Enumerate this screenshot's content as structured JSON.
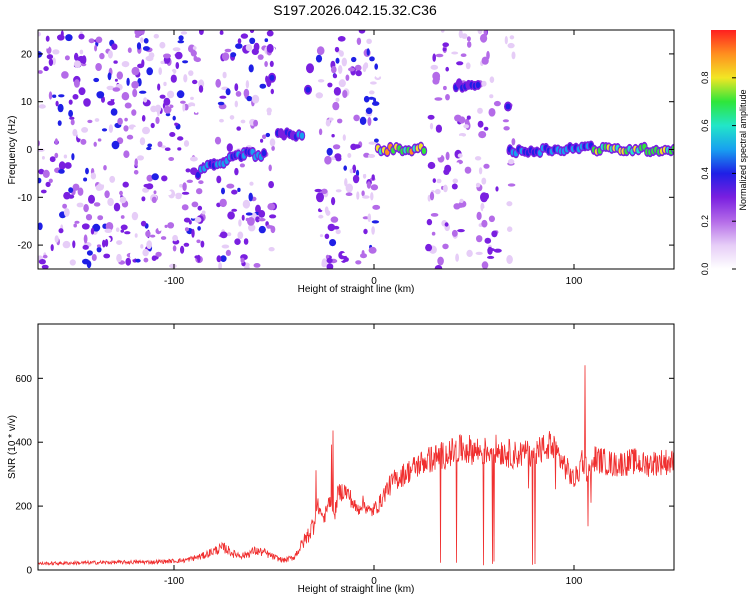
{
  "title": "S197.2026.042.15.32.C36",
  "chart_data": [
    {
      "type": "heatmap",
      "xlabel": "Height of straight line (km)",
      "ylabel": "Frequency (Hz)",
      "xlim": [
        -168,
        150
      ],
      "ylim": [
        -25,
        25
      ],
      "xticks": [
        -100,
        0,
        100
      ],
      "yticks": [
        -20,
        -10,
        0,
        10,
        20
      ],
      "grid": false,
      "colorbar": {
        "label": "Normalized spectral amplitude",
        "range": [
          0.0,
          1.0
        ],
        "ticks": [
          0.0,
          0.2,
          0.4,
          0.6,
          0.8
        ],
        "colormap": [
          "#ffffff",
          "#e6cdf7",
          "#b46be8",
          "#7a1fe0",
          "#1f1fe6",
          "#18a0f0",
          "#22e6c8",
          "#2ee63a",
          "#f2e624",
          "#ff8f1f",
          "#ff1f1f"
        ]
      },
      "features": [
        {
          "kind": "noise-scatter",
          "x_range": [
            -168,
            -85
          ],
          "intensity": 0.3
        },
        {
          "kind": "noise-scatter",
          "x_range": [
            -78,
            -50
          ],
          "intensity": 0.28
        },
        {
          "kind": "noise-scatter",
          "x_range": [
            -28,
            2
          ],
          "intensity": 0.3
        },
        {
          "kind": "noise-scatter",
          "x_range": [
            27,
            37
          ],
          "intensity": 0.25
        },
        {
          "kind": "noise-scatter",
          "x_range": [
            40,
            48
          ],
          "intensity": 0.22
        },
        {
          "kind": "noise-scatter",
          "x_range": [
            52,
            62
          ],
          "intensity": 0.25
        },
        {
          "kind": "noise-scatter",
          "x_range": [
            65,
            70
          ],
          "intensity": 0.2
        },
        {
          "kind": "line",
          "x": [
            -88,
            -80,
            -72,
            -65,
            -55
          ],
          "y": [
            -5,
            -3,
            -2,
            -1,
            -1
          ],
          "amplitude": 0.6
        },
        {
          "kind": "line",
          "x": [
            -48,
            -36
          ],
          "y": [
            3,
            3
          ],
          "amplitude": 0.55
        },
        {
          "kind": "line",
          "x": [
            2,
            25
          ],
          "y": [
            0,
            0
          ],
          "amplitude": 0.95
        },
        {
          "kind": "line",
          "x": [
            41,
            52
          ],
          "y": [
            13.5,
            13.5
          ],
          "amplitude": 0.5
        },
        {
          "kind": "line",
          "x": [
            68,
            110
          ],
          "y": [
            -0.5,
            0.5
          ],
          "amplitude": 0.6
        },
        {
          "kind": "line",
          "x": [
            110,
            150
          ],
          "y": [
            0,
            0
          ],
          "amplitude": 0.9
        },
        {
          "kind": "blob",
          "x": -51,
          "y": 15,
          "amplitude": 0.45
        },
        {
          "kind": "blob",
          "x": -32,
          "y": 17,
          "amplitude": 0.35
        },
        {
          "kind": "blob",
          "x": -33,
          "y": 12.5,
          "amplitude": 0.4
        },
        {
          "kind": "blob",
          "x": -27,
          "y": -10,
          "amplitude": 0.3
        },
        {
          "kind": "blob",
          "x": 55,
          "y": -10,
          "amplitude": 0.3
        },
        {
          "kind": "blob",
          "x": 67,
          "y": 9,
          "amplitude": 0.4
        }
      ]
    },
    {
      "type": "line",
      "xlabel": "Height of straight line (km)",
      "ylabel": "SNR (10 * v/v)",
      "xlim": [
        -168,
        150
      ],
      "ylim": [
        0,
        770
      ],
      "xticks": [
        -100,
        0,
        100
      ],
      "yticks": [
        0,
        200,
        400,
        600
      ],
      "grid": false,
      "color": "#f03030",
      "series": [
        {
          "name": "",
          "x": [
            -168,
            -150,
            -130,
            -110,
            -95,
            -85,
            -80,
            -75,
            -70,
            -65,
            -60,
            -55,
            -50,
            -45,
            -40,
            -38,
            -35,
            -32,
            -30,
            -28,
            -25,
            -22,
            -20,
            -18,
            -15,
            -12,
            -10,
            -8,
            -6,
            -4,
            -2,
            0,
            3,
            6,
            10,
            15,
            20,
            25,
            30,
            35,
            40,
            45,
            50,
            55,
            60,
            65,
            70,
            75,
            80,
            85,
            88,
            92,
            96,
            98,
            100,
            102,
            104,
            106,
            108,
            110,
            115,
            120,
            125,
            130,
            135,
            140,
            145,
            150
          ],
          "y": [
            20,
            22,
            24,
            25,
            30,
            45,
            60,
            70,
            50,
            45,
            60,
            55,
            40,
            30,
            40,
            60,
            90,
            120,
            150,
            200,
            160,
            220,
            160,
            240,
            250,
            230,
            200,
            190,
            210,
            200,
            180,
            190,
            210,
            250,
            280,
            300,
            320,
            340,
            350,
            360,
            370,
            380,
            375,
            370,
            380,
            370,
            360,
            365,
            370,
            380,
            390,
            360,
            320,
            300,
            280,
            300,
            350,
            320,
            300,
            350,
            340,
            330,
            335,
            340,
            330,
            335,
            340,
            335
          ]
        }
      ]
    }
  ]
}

== == ==

▶ _Work to complete_
In the lines above, find each one with "ylabel" and list it.

▶ _Final answer_
      "ylabel": "Frequency (Hz)",
      "ylabel": "SNR (10 * v/v)",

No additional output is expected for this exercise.